**Aim of the task:** Lines containing the string "this" are to be collected in full.

**Exercise material:**
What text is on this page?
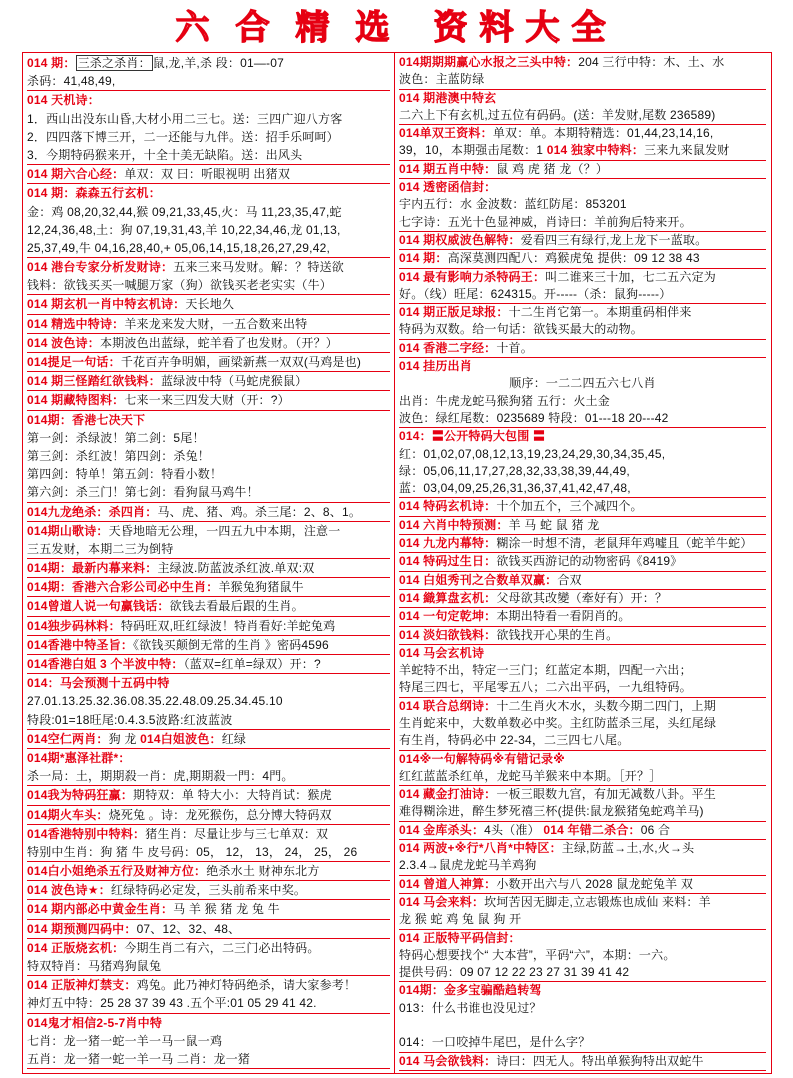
六合精选 资料大全
014 期： 三杀之杀肖： 鼠,龙,羊,杀 段：01—-07
杀码：41,48,49,
014 天机诗：
1．西山出没东山昏,大材小用二三七。送：三四广迎八方客
2．四四落下博三开，二一还能与九伴。送：招手乐呵呵）
3．今期特码猴来开，十全十美无缺陷。送：出风头
014 期六合心经：单双：双 曰：听眼视明 出猪双
014 期：森森五行玄机：
金：鸡 08,20,32,44,猴 09,21,33,45,火：马 11,23,35,47,蛇
12,24,36,48,土：狗 07,19,31,43,羊 10,22,34,46,龙 01,13,
25,37,49,牛 04,16,28,40,+ 05,06,14,15,18,26,27,29,42,
014 港台专家分析发财诗：五来三来马发财。解：？特送欲
钱料：欲钱买买一喊腿万家（狗）欲钱买老老实实（牛）
014 期玄机一肖中特玄机诗：天长地久
014 精选中特诗：羊来龙来发大财，一五合数来出特
014 波色诗：本期波色出蓝绿，蛇羊看了也发财。（开？）
014提足一句话：千花百卉争明媚，画梁新燕一双双(马鸡是也)
014 期三怪踏红欲钱料：蓝绿波中特（马蛇虎猴鼠）
014 期藏特图料：七来一来三四发大财（开：?）
014期：香港七决天下
第一剑：杀绿波！第二剑：5尾！
第三剑：杀红波！第四剑：杀兔！
第四剑：特单！第五剑：特看小数！
第六剑：杀三门！第七剑：看狗鼠马鸡牛！
014九龙绝杀：杀四肖：马、虎、猪、鸡。杀三尾：2、8、1。
014期山歌诗：天昏地暗无公理，一四五九中本期，注意一
三五发财，本期二三为倒特
014期：最新内幕来料：主绿波.防蓝波杀红波.单双:双
014期：香港六合彩公司必中生肖：羊猴兔狗猪鼠牛
014曾道人说一句赢钱话：欲钱去看最后跟的生肖。
014独步码林料：特码旺双,旺红绿波！特肖看好:羊蛇兔鸡
014香港中特圣旨：《欲钱买颠倒无常的生肖 》密码4596
014香港白姐 3 个半波中特：（蓝双=红单=绿双）开：?
014：马会预测十五码中特
27.01.13.25.32.36.08.35.22.48.09.25.34.45.10
特段:01=18旺尾:0.4.3.5波路:红波蓝波
014空仁两肖：狗 龙 014白姐波色：红绿
014期*惠泽社群*：
杀一局：土，期期殺一肖：虎,期期殺一門：4門。
014我为特码狂赢：期特双：单 特大小：大特肖试：猴虎
014期火车头：烧死兔 。诗：龙死猴伤，总分博大特码双
014香港特别中特料：猪生肖：尽量让步与三七单双：双
特别中生肖：狗 猪 牛 皮号码：05， 12， 13， 24， 25， 26
014白小姐绝杀五行及财神方位：绝杀水土 财神东北方
014 波色诗★：红绿特码必定发，三头前希来中奖。
014 期内部必中黄金生肖：马 羊 猴 猪 龙 兔 牛
014 期预测四码中：07、12、32、48、
014 正版烧玄机：今期生肖二有六，二三门必出特码。
特双特肖：马猪鸡狗鼠兔
014 正版神灯禁支：鸡兔。此乃神灯特码绝杀，请大家参考！
神灯五中特：25 28 37 39 43 .五个平:01 05 29 41 42.
014鬼才相信2-5-7肖中特
七肖：龙一猪一蛇一羊一马一鼠一鸡
五肖：龙一猪一蛇一羊一马 二肖：龙一猪
014期期期赢心水报之三头中特：204 三行中特：木、土、水
波色：主蓝防绿
014 期港澳中特玄
二六上下有玄机,过五位有码码。(送：羊发财,尾数 236589)
014单双王资料：单双：单。本期特精选：01,44,23,14,16,
39，10，本期强击尾数：1 014 独家中特料：三来九来鼠发财
014 期五肖中特：鼠 鸡 虎 猪 龙（？）
014 透密函信封：
宇内五行：水 金波数：蓝红防尾：853201
七字诗：五光十色显神威，肖诗曰：羊前狗后特来开。
014 期权威波色解特：爱看四三有绿行,龙上龙下一蓝取。
014 期：高深莫测四配八：鸡猴虎兔 提供：09 12 38 43
014 最有影响力杀特码王：叫二谁来三十加，七二五六定为
好。（线）旺尾：624315。开-----（杀：鼠狗-----）
014 期正版足球报：十二生肖它第一。本期重码相伴来
特码为双数。给一句话：欲钱买最大的动物。
014 香港二字经：十首。
014 挂历出肖
顺序：一二二四五六七八肖
出肖：牛虎龙蛇马猴狗猪 五行：火土金
波色：绿红尾数：0235689 特段：01---18 20---42
014：〓公开特码大包围 〓
红：01,02,07,08,12,13,19,23,24,29,30,34,35,45,
绿：05,06,11,17,27,28,32,33,38,39,44,49,
蓝：03,04,09,25,26,31,36,37,41,42,47,48,
014 特码玄机诗：十个加五个，三个减四个。
014 六肖中特预测：羊 马 蛇 鼠 猪 龙
014 九龙内幕特：糊涂一时想不清，老鼠拜年鸡嘘且（蛇羊牛蛇）
014 特码过生日：欲钱买西游记的动物密码《8419》
014 白姐秀刊之合数单双赢：合双
014 織算盘玄机：父母欲其改變（牽好有）开：？
014 一句定乾坤：本期出特看一看阴肖的。
014 淡妇欲钱料：欲钱找开心果的生肖。
014 马会玄机诗
羊蛇特不出，特定一三门；红蓝定本期，四配一六出；
特尾三四七，平尾零五八；二六出平码，一九组特码。
014 联合总纲诗：十二生肖火木水，头数今期二四门，上期
生肖蛇来中，大数单数必中奖。主红防蓝杀三尾，头红尾绿
有生肖，特码必中 22-34，二三四七八尾。
014※一句解特码※有错记录※
红红蓝蓝杀红单，龙蛇马羊猴来中本期。［开？］
014 藏金打油诗：一板三眼数九宫，有加无减数八卦。平生
难得糊涂进，醉生梦死禧三杯(提供:鼠龙猴猪兔蛇鸡羊马)
014 金库杀头：4头（准） 014 年错二杀合：06 合
014 两波+※行*八肖*中特区：主绿,防蓝→土,水,火→头
2.3.4→鼠虎龙蛇马羊鸡狗
014 曾道人神算：小数开出六与八 2028 鼠龙蛇兔羊 双
014 马会来料：坎坷苦因无脚走,立志锻炼也成仙 来料：羊
龙 猴 蛇 鸡 兔 鼠 狗 开
014 正版特平码信封：
特码心想要找个“ 大本营”，平码“六”，本期：一六。
提供号码：09 07 12 22 23 27 31 39 41 42
014期：金多宝骗酷趋转驾
013：什么书谁也没见过？
014：一口咬掉牛尾巴，是什么字？
014 马会欲钱料：诗曰：四无人。特出单猴狗特出双蛇牛
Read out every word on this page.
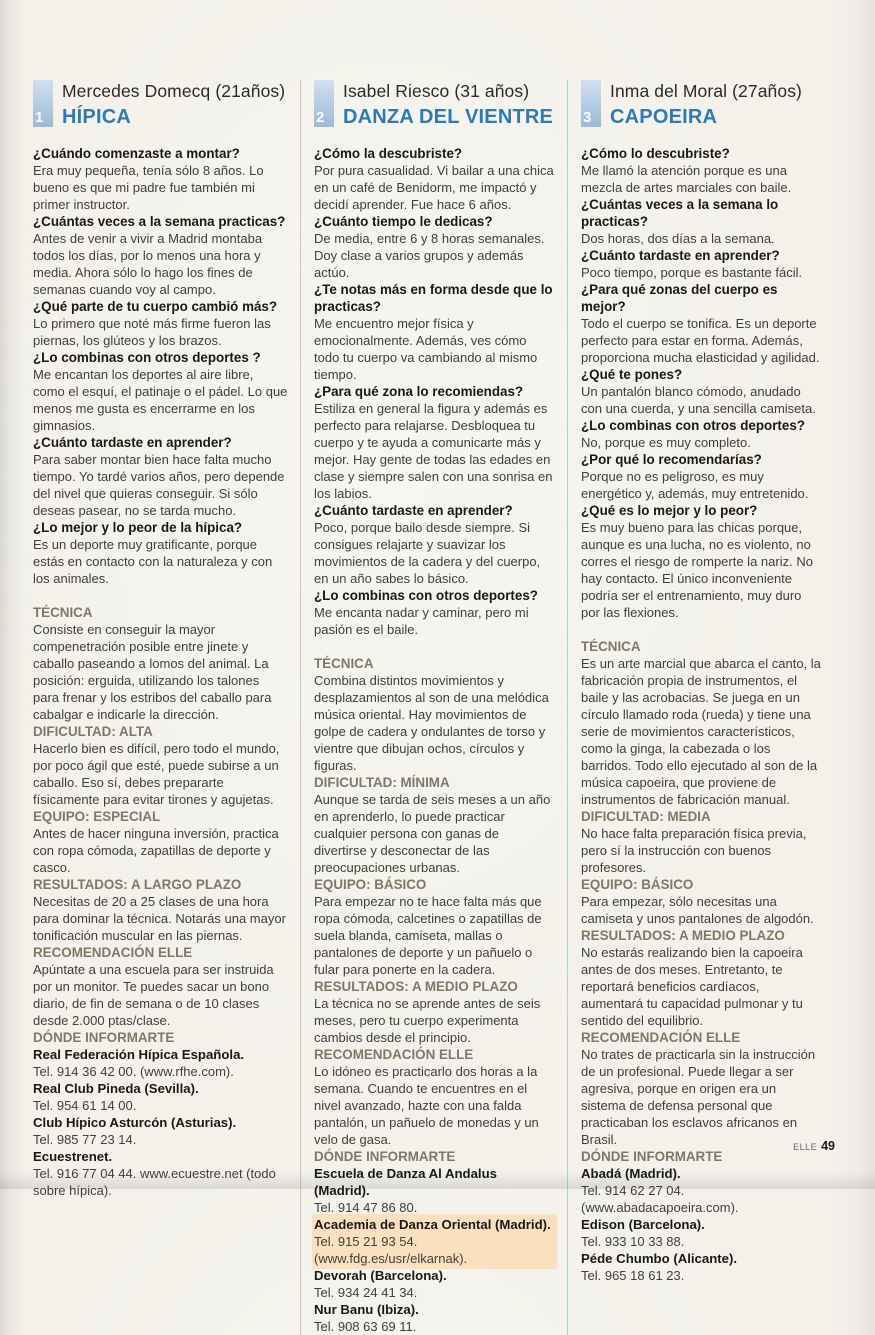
1
Mercedes Domecq (21años)
HÍPICA
¿Cuándo comenzaste a montar?
Era muy pequeña, tenía sólo 8 años. Lo bueno es que mi padre fue también mi primer instructor.
¿Cuántas veces a la semana practicas?
Antes de venir a vivir a Madrid montaba todos los días, por lo menos una hora y media. Ahora sólo lo hago los fines de semanas cuando voy al campo.
¿Qué parte de tu cuerpo cambió más?
Lo primero que noté más firme fueron las piernas, los glúteos y los brazos.
¿Lo combinas con otros deportes ?
Me encantan los deportes al aire libre, como el esquí, el patinaje o el pádel. Lo que menos me gusta es encerrarme en los gimnasios.
¿Cuánto tardaste en aprender?
Para saber montar bien hace falta mucho tiempo. Yo tardé varios años, pero depende del nivel que quieras conseguir. Si sólo deseas pasear, no se tarda mucho.
¿Lo mejor y lo peor de la hípica?
Es un deporte muy gratificante, porque estás en contacto con la naturaleza y con los animales.
TÉCNICA
Consiste en conseguir la mayor compenetración posible entre jinete y caballo paseando a lomos del animal. La posición: erguida, utilizando los talones para frenar y los estribos del caballo para cabalgar e indicarle la dirección.
DIFICULTAD: ALTA
Hacerlo bien es difícil, pero todo el mundo, por poco ágil que esté, puede subirse a un caballo. Eso sí, debes prepararte físicamente para evitar tirones y agujetas.
EQUIPO: ESPECIAL
Antes de hacer ninguna inversión, practica con ropa cómoda, zapatillas de deporte y casco.
RESULTADOS: A LARGO PLAZO
Necesitas de 20 a 25 clases de una hora para dominar la técnica. Notarás una mayor tonificación muscular en las piernas.
RECOMENDACIÓN ELLE
Apúntate a una escuela para ser instruida por un monitor. Te puedes sacar un bono diario, de fin de semana o de 10 clases desde 2.000 ptas/clase.
DÓNDE INFORMARTE
Real Federación Hípica Española.
Tel. 914 36 42 00. (www.rfhe.com).
Real Club Pineda (Sevilla).
Tel. 954 61 14 00.
Club Hípico Asturcón (Asturias).
Tel. 985 77 23 14.
Ecuestrenet.
Tel. 916 77 04 44. www.ecuestre.net (todo sobre hípica).
2
Isabel Riesco (31 años)
DANZA DEL VIENTRE
¿Cómo la descubriste?
Por pura casualidad. Vi bailar a una chica en un café de Benidorm, me impactó y decidí aprender. Fue hace 6 años.
¿Cuánto tiempo le dedicas?
De media, entre 6 y 8 horas semanales. Doy clase a varios grupos y además actúo.
¿Te notas más en forma desde que lo practicas?
Me encuentro mejor física y emocionalmente. Además, ves cómo todo tu cuerpo va cambiando al mismo tiempo.
¿Para qué zona lo recomiendas?
Estiliza en general la figura y además es perfecto para relajarse. Desbloquea tu cuerpo y te ayuda a comunicarte más y mejor. Hay gente de todas las edades en clase y siempre salen con una sonrisa en los labios.
¿Cuánto tardaste en aprender?
Poco, porque bailo desde siempre. Si consigues relajarte y suavizar los movimientos de la cadera y del cuerpo, en un año sabes lo básico.
¿Lo combinas con otros deportes?
Me encanta nadar y caminar, pero mi pasión es el baile.
TÉCNICA
Combina distintos movimientos y desplazamientos al son de una melódica música oriental. Hay movimientos de golpe de cadera y ondulantes de torso y vientre que dibujan ochos, círculos y figuras.
DIFICULTAD: MÍNIMA
Aunque se tarda de seis meses a un año en aprenderlo, lo puede practicar cualquier persona con ganas de divertirse y desconectar de las preocupaciones urbanas.
EQUIPO: BÁSICO
Para empezar no te hace falta más que ropa cómoda, calcetines o zapatillas de suela blanda, camiseta, mallas o pantalones de deporte y un pañuelo o fular para ponerte en la cadera.
RESULTADOS: A MEDIO PLAZO
La técnica no se aprende antes de seis meses, pero tu cuerpo experimenta cambios desde el principio.
RECOMENDACIÓN ELLE
Lo idóneo es practicarlo dos horas a la semana. Cuando te encuentres en el nivel avanzado, hazte con una falda pantalón, un pañuelo de monedas y un velo de gasa.
DÓNDE INFORMARTE
Escuela de Danza Al Andalus (Madrid).
Tel. 914 47 86 80.
Academia de Danza Oriental (Madrid).
Tel. 915 21 93 54. (www.fdg.es/usr/elkarnak).
Devorah (Barcelona).
Tel. 934 24 41 34.
Nur Banu (Ibiza).
Tel. 908 63 69 11.
3
Inma del Moral (27años)
CAPOEIRA
¿Cómo lo descubriste?
Me llamó la atención porque es una mezcla de artes marciales con baile.
¿Cuántas veces a la semana lo practicas?
Dos horas, dos días a la semana.
¿Cuánto tardaste en aprender?
Poco tiempo, porque es bastante fácil.
¿Para qué zonas del cuerpo es mejor?
Todo el cuerpo se tonifica. Es un deporte perfecto para estar en forma. Además, proporciona mucha elasticidad y agilidad.
¿Qué te pones?
Un pantalón blanco cómodo, anudado con una cuerda, y una sencilla camiseta.
¿Lo combinas con otros deportes?
No, porque es muy completo.
¿Por qué lo recomendarías?
Porque no es peligroso, es muy energético y, además, muy entretenido.
¿Qué es lo mejor y lo peor?
Es muy bueno para las chicas porque, aunque es una lucha, no es violento, no corres el riesgo de romperte la nariz. No hay contacto. El único inconveniente podría ser el entrenamiento, muy duro por las flexiones.
TÉCNICA
Es un arte marcial que abarca el canto, la fabricación propia de instrumentos, el baile y las acrobacias. Se juega en un círculo llamado roda (rueda) y tiene una serie de movimientos característicos, como la ginga, la cabezada o los barridos. Todo ello ejecutado al son de la música capoeira, que proviene de instrumentos de fabricación manual.
DIFICULTAD: MEDIA
No hace falta preparación física previa, pero sí la instrucción con buenos profesores.
EQUIPO: BÁSICO
Para empezar, sólo necesitas una camiseta y unos pantalones de algodón.
RESULTADOS: A MEDIO PLAZO
No estarás realizando bien la capoeira antes de dos meses. Entretanto, te reportará beneficios cardíacos, aumentará tu capacidad pulmonar y tu sentido del equilibrio.
RECOMENDACIÓN ELLE
No trates de practicarla sin la instrucción de un profesional. Puede llegar a ser agresiva, porque en origen era un sistema de defensa personal que practicaban los esclavos africanos en Brasil.
DÓNDE INFORMARTE
Abadá (Madrid).
Tel. 914 62 27 04. (www.abadacapoeira.com).
Edison (Barcelona).
Tel. 933 10 33 88.
Péde Chumbo (Alicante).
Tel. 965 18 61 23.
ELLE 49
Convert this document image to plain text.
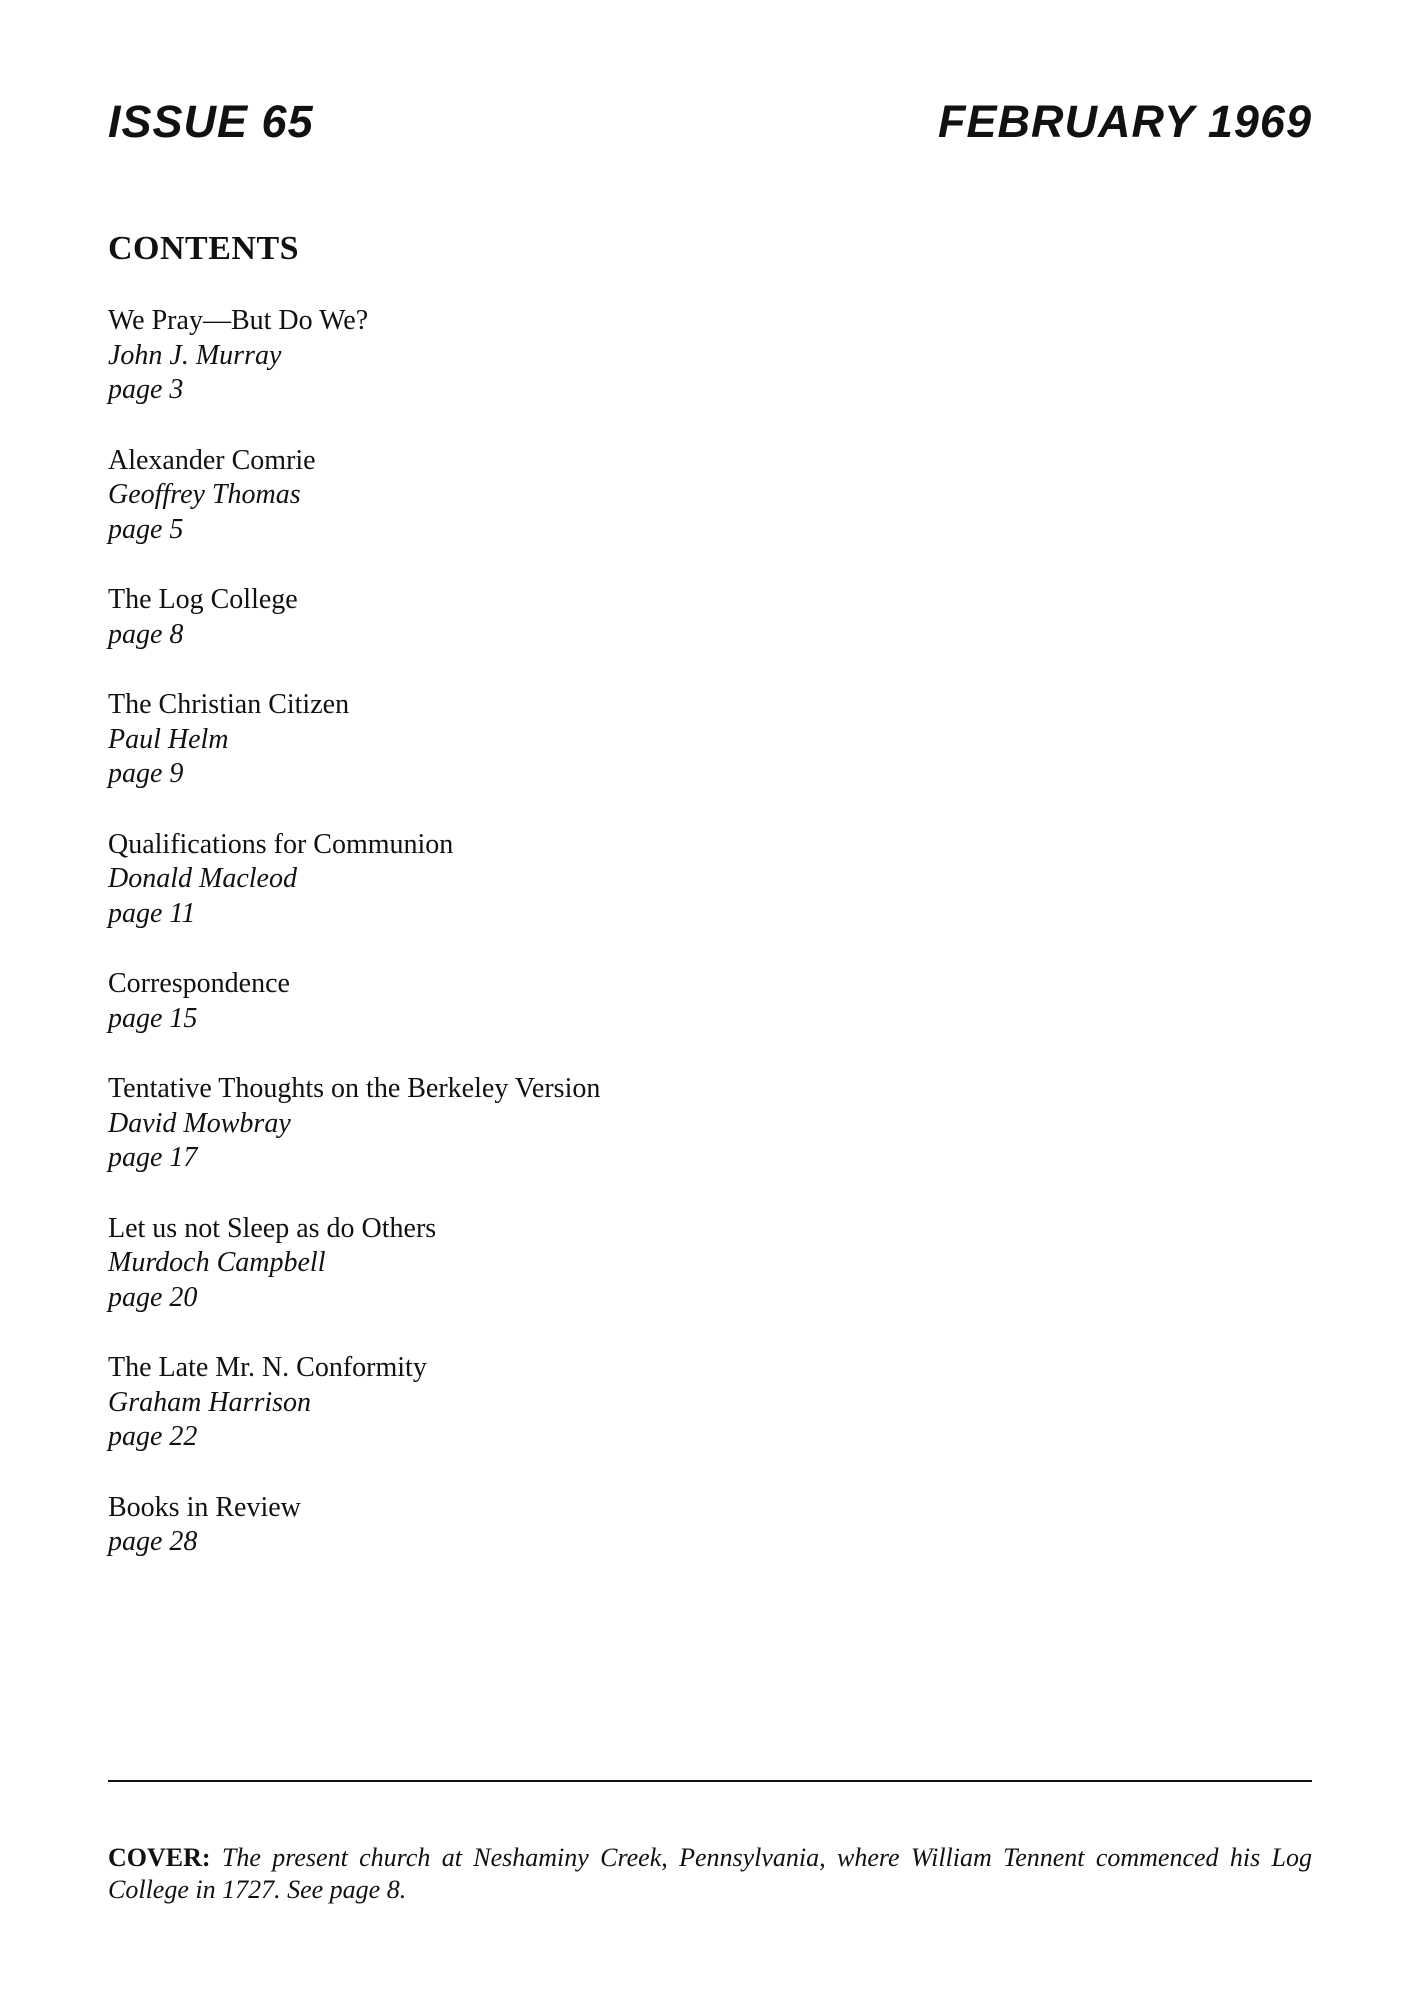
ISSUE 65	FEBRUARY 1969
CONTENTS
We Pray—But Do We?
John J. Murray
page 3
Alexander Comrie
Geoffrey Thomas
page 5
The Log College
page 8
The Christian Citizen
Paul Helm
page 9
Qualifications for Communion
Donald Macleod
page 11
Correspondence
page 15
Tentative Thoughts on the Berkeley Version
David Mowbray
page 17
Let us not Sleep as do Others
Murdoch Campbell
page 20
The Late Mr. N. Conformity
Graham Harrison
page 22
Books in Review
page 28

COVER: The present church at Neshaminy Creek, Pennsylvania, where William Tennent commenced his Log College in 1727. See page 8.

**Output of the exercise:**
What text is on this page?
Read out every word on this page.
Convert this document image to plain text.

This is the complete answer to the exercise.